## [Given problem]
Can you copy every line of the data below character for character, leaving out the pictures?

## [Provided data]
━━━━━━━━━━━━━━━━━━━━
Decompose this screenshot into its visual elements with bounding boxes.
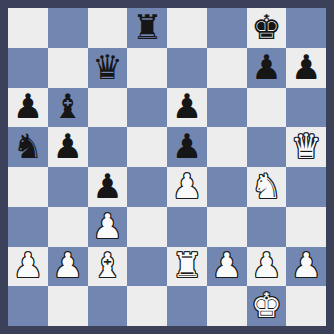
white-pawn-g2: ♟	[251, 248, 281, 282]
square-c1[interactable]	[88, 286, 128, 326]
square-b1[interactable]	[48, 286, 88, 326]
square-e7[interactable]	[167, 48, 207, 88]
square-b8[interactable]	[48, 8, 88, 48]
white-knight-g4: ♞	[251, 169, 281, 203]
square-f1[interactable]	[207, 286, 247, 326]
square-d5[interactable]	[127, 127, 167, 167]
square-g5[interactable]	[247, 127, 287, 167]
square-b7[interactable]	[48, 48, 88, 88]
square-c2[interactable]: ♝	[88, 247, 128, 287]
square-b4[interactable]	[48, 167, 88, 207]
square-g6[interactable]	[247, 88, 287, 128]
black-pawn-h7: ♟	[291, 50, 321, 84]
white-pawn-a2: ♟	[13, 248, 43, 282]
white-pawn-c3: ♟	[92, 209, 122, 243]
board-frame: ♜♚♛♟♟♟♝♟♞♟♟♛♟♟♞♟♟♟♝♜♟♟♟♚	[0, 0, 334, 334]
square-f3[interactable]	[207, 207, 247, 247]
black-pawn-e5: ♟	[172, 129, 202, 163]
square-h5[interactable]: ♛	[286, 127, 326, 167]
square-c5[interactable]	[88, 127, 128, 167]
square-g4[interactable]: ♞	[247, 167, 287, 207]
white-rook-e2: ♜	[172, 248, 202, 282]
square-h3[interactable]	[286, 207, 326, 247]
square-c7[interactable]: ♛	[88, 48, 128, 88]
square-f8[interactable]	[207, 8, 247, 48]
black-pawn-e6: ♟	[172, 89, 202, 123]
black-bishop-b6: ♝	[52, 89, 82, 123]
square-d3[interactable]	[127, 207, 167, 247]
square-d1[interactable]	[127, 286, 167, 326]
square-e1[interactable]	[167, 286, 207, 326]
white-pawn-b2: ♟	[52, 248, 82, 282]
square-h4[interactable]	[286, 167, 326, 207]
square-e2[interactable]: ♜	[167, 247, 207, 287]
square-a4[interactable]	[8, 167, 48, 207]
square-d8[interactable]: ♜	[127, 8, 167, 48]
square-g1[interactable]: ♚	[247, 286, 287, 326]
white-bishop-c2: ♝	[92, 248, 122, 282]
white-king-g1: ♚	[251, 288, 281, 322]
square-c4[interactable]: ♟	[88, 167, 128, 207]
square-h6[interactable]	[286, 88, 326, 128]
black-pawn-c4: ♟	[92, 169, 122, 203]
square-e6[interactable]: ♟	[167, 88, 207, 128]
square-c6[interactable]	[88, 88, 128, 128]
black-knight-a5: ♞	[13, 129, 43, 163]
square-g8[interactable]: ♚	[247, 8, 287, 48]
black-king-g8: ♚	[251, 10, 281, 44]
square-c8[interactable]	[88, 8, 128, 48]
square-b3[interactable]	[48, 207, 88, 247]
white-pawn-f2: ♟	[211, 248, 241, 282]
square-a8[interactable]	[8, 8, 48, 48]
black-queen-c7: ♛	[92, 50, 122, 84]
white-pawn-h2: ♟	[291, 248, 321, 282]
square-b2[interactable]: ♟	[48, 247, 88, 287]
white-queen-h5: ♛	[291, 129, 321, 163]
square-a2[interactable]: ♟	[8, 247, 48, 287]
square-e5[interactable]: ♟	[167, 127, 207, 167]
square-b5[interactable]: ♟	[48, 127, 88, 167]
square-a7[interactable]	[8, 48, 48, 88]
square-g2[interactable]: ♟	[247, 247, 287, 287]
square-d2[interactable]	[127, 247, 167, 287]
square-a1[interactable]	[8, 286, 48, 326]
square-h2[interactable]: ♟	[286, 247, 326, 287]
square-f4[interactable]	[207, 167, 247, 207]
square-e8[interactable]	[167, 8, 207, 48]
square-g7[interactable]: ♟	[247, 48, 287, 88]
square-c3[interactable]: ♟	[88, 207, 128, 247]
square-a6[interactable]: ♟	[8, 88, 48, 128]
square-d7[interactable]	[127, 48, 167, 88]
black-pawn-g7: ♟	[251, 50, 281, 84]
square-h8[interactable]	[286, 8, 326, 48]
square-e3[interactable]	[167, 207, 207, 247]
square-f6[interactable]	[207, 88, 247, 128]
square-f5[interactable]	[207, 127, 247, 167]
square-d4[interactable]	[127, 167, 167, 207]
white-pawn-e4: ♟	[172, 169, 202, 203]
square-f2[interactable]: ♟	[207, 247, 247, 287]
black-pawn-b5: ♟	[52, 129, 82, 163]
black-rook-d8: ♜	[132, 10, 162, 44]
square-b6[interactable]: ♝	[48, 88, 88, 128]
square-a5[interactable]: ♞	[8, 127, 48, 167]
square-e4[interactable]: ♟	[167, 167, 207, 207]
black-pawn-a6: ♟	[13, 89, 43, 123]
square-f7[interactable]	[207, 48, 247, 88]
square-d6[interactable]	[127, 88, 167, 128]
square-h1[interactable]	[286, 286, 326, 326]
square-a3[interactable]	[8, 207, 48, 247]
chess-board: ♜♚♛♟♟♟♝♟♞♟♟♛♟♟♞♟♟♟♝♜♟♟♟♚	[8, 8, 326, 326]
square-h7[interactable]: ♟	[286, 48, 326, 88]
square-g3[interactable]	[247, 207, 287, 247]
━━━━━━━━━━━━━━━━━━━━
## [Complete output]
Decompose this screenshot into its visual elements with bounding boxes.
white-pawn-g2: ♟	[251, 248, 281, 282]
square-c1[interactable]	[88, 286, 128, 326]
square-b1[interactable]	[48, 286, 88, 326]
square-e7[interactable]	[167, 48, 207, 88]
square-b8[interactable]	[48, 8, 88, 48]
white-knight-g4: ♞	[251, 169, 281, 203]
square-f1[interactable]	[207, 286, 247, 326]
square-d5[interactable]	[127, 127, 167, 167]
square-g5[interactable]	[247, 127, 287, 167]
square-b7[interactable]	[48, 48, 88, 88]
square-c2[interactable]: ♝	[88, 247, 128, 287]
square-b4[interactable]	[48, 167, 88, 207]
square-g6[interactable]	[247, 88, 287, 128]
black-pawn-h7: ♟	[291, 50, 321, 84]
white-pawn-a2: ♟	[13, 248, 43, 282]
white-pawn-c3: ♟	[92, 209, 122, 243]
board-frame: ♜♚♛♟♟♟♝♟♞♟♟♛♟♟♞♟♟♟♝♜♟♟♟♚	[0, 0, 334, 334]
square-f3[interactable]	[207, 207, 247, 247]
black-pawn-e5: ♟	[172, 129, 202, 163]
square-h5[interactable]: ♛	[286, 127, 326, 167]
square-c5[interactable]	[88, 127, 128, 167]
square-g4[interactable]: ♞	[247, 167, 287, 207]
white-rook-e2: ♜	[172, 248, 202, 282]
square-h3[interactable]	[286, 207, 326, 247]
square-c7[interactable]: ♛	[88, 48, 128, 88]
square-f8[interactable]	[207, 8, 247, 48]
black-pawn-e6: ♟	[172, 89, 202, 123]
black-bishop-b6: ♝	[52, 89, 82, 123]
square-d3[interactable]	[127, 207, 167, 247]
square-d1[interactable]	[127, 286, 167, 326]
square-e1[interactable]	[167, 286, 207, 326]
white-pawn-b2: ♟	[52, 248, 82, 282]
square-h4[interactable]	[286, 167, 326, 207]
square-e2[interactable]: ♜	[167, 247, 207, 287]
square-a4[interactable]	[8, 167, 48, 207]
square-d8[interactable]: ♜	[127, 8, 167, 48]
square-g1[interactable]: ♚	[247, 286, 287, 326]
white-bishop-c2: ♝	[92, 248, 122, 282]
white-king-g1: ♚	[251, 288, 281, 322]
square-c4[interactable]: ♟	[88, 167, 128, 207]
square-h6[interactable]	[286, 88, 326, 128]
black-pawn-c4: ♟	[92, 169, 122, 203]
square-e6[interactable]: ♟	[167, 88, 207, 128]
square-c6[interactable]	[88, 88, 128, 128]
black-knight-a5: ♞	[13, 129, 43, 163]
square-g8[interactable]: ♚	[247, 8, 287, 48]
black-king-g8: ♚	[251, 10, 281, 44]
square-c8[interactable]	[88, 8, 128, 48]
square-b3[interactable]	[48, 207, 88, 247]
white-pawn-f2: ♟	[211, 248, 241, 282]
square-a8[interactable]	[8, 8, 48, 48]
black-queen-c7: ♛	[92, 50, 122, 84]
white-pawn-h2: ♟	[291, 248, 321, 282]
square-b2[interactable]: ♟	[48, 247, 88, 287]
white-queen-h5: ♛	[291, 129, 321, 163]
square-a2[interactable]: ♟	[8, 247, 48, 287]
square-e5[interactable]: ♟	[167, 127, 207, 167]
square-b5[interactable]: ♟	[48, 127, 88, 167]
square-a7[interactable]	[8, 48, 48, 88]
square-g2[interactable]: ♟	[247, 247, 287, 287]
square-d2[interactable]	[127, 247, 167, 287]
square-a1[interactable]	[8, 286, 48, 326]
square-h2[interactable]: ♟	[286, 247, 326, 287]
square-f4[interactable]	[207, 167, 247, 207]
square-e8[interactable]	[167, 8, 207, 48]
square-g7[interactable]: ♟	[247, 48, 287, 88]
square-c3[interactable]: ♟	[88, 207, 128, 247]
square-a6[interactable]: ♟	[8, 88, 48, 128]
square-d7[interactable]	[127, 48, 167, 88]
black-pawn-g7: ♟	[251, 50, 281, 84]
square-h8[interactable]	[286, 8, 326, 48]
square-e3[interactable]	[167, 207, 207, 247]
square-f6[interactable]	[207, 88, 247, 128]
square-f5[interactable]	[207, 127, 247, 167]
square-d4[interactable]	[127, 167, 167, 207]
white-pawn-e4: ♟	[172, 169, 202, 203]
square-f2[interactable]: ♟	[207, 247, 247, 287]
black-pawn-b5: ♟	[52, 129, 82, 163]
black-rook-d8: ♜	[132, 10, 162, 44]
square-b6[interactable]: ♝	[48, 88, 88, 128]
square-a5[interactable]: ♞	[8, 127, 48, 167]
square-e4[interactable]: ♟	[167, 167, 207, 207]
black-pawn-a6: ♟	[13, 89, 43, 123]
square-f7[interactable]	[207, 48, 247, 88]
square-d6[interactable]	[127, 88, 167, 128]
square-h1[interactable]	[286, 286, 326, 326]
square-a3[interactable]	[8, 207, 48, 247]
chess-board: ♜♚♛♟♟♟♝♟♞♟♟♛♟♟♞♟♟♟♝♜♟♟♟♚	[8, 8, 326, 326]
square-h7[interactable]: ♟	[286, 48, 326, 88]
square-g3[interactable]	[247, 207, 287, 247]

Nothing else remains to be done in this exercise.